-- PROBLEM STATEMENT --
Extract all lines that hold the string "全面开展打击销售".

Stored items:

——————

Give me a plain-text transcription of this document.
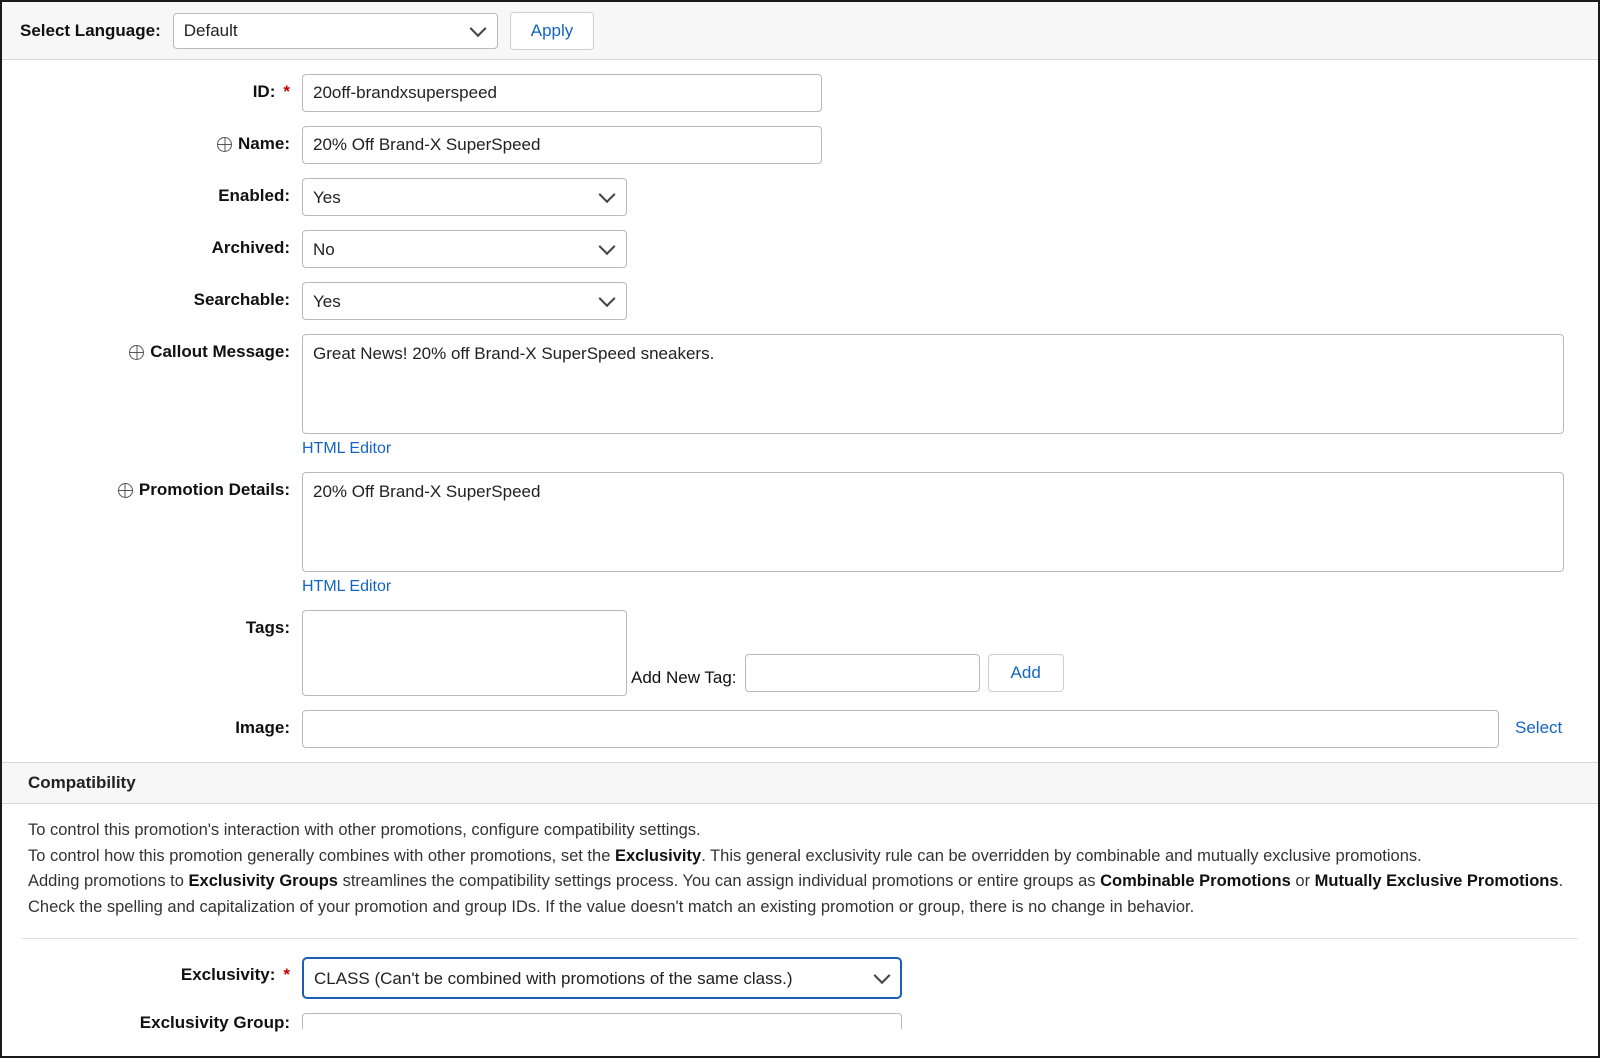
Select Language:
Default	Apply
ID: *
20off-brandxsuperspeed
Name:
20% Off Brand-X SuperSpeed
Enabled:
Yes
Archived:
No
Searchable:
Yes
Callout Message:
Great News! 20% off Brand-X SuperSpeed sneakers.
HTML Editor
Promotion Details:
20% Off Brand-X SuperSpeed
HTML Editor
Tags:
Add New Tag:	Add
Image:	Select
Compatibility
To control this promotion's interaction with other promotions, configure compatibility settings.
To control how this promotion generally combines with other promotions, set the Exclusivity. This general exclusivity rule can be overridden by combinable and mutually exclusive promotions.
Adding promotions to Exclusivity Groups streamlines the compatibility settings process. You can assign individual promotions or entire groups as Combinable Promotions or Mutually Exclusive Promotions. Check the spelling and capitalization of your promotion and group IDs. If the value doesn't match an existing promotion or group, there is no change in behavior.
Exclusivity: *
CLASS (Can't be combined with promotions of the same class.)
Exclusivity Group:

——————

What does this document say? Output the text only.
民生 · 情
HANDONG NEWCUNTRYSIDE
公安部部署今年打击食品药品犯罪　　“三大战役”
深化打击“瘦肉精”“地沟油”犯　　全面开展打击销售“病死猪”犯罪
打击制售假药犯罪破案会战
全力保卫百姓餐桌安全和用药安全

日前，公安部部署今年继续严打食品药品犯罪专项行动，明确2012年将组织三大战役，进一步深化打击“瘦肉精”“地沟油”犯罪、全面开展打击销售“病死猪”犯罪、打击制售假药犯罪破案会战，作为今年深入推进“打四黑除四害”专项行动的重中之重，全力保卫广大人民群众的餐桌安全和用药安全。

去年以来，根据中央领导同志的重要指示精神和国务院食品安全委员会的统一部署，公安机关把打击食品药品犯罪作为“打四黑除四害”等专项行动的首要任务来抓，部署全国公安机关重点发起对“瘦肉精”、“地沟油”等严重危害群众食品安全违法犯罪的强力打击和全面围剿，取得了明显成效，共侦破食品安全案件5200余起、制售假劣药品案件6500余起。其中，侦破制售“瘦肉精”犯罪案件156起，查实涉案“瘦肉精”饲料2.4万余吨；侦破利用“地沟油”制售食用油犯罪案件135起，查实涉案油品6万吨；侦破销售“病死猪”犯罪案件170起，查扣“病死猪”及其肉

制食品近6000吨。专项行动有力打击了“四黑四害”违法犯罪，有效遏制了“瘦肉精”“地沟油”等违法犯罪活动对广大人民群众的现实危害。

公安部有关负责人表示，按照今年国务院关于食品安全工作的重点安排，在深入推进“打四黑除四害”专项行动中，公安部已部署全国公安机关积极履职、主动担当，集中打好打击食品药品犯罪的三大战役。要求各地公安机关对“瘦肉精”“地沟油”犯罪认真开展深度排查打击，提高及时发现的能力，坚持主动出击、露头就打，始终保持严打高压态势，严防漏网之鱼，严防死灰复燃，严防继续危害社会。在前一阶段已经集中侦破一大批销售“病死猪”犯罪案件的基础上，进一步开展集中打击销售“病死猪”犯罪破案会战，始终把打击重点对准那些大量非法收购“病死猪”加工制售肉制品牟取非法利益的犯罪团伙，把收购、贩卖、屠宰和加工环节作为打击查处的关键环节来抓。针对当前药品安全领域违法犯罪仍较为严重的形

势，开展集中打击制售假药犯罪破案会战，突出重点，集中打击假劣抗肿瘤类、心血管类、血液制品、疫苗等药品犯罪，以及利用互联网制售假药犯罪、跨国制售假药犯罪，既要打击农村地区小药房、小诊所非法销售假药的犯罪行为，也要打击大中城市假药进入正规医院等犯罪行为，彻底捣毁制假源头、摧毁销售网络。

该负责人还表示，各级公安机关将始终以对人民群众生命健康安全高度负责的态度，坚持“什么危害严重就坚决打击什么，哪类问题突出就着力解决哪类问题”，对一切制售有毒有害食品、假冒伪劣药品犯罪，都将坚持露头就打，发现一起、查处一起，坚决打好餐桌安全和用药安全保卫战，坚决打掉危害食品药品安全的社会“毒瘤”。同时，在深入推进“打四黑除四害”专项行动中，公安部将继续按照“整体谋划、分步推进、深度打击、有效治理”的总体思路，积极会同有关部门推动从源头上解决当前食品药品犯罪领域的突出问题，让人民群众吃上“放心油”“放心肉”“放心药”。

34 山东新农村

——————

-- WRITTEN ANSWER --
深化打击“瘦肉精”“地沟油”犯　　全面开展打击销售“病死猪”犯罪
日前，公安部部署今年继续严打食品药品犯罪专项行动，明确2012年将组织三大战役，进一步深化打击“瘦肉精”“地沟油”犯罪、全面开展打击销售“病死猪”犯罪、打击制售假药犯罪破案会战，作为今年深入推进“打四黑除四害”专项行动的重中之重，全力保卫广大人民群众的餐桌安全和用药安全。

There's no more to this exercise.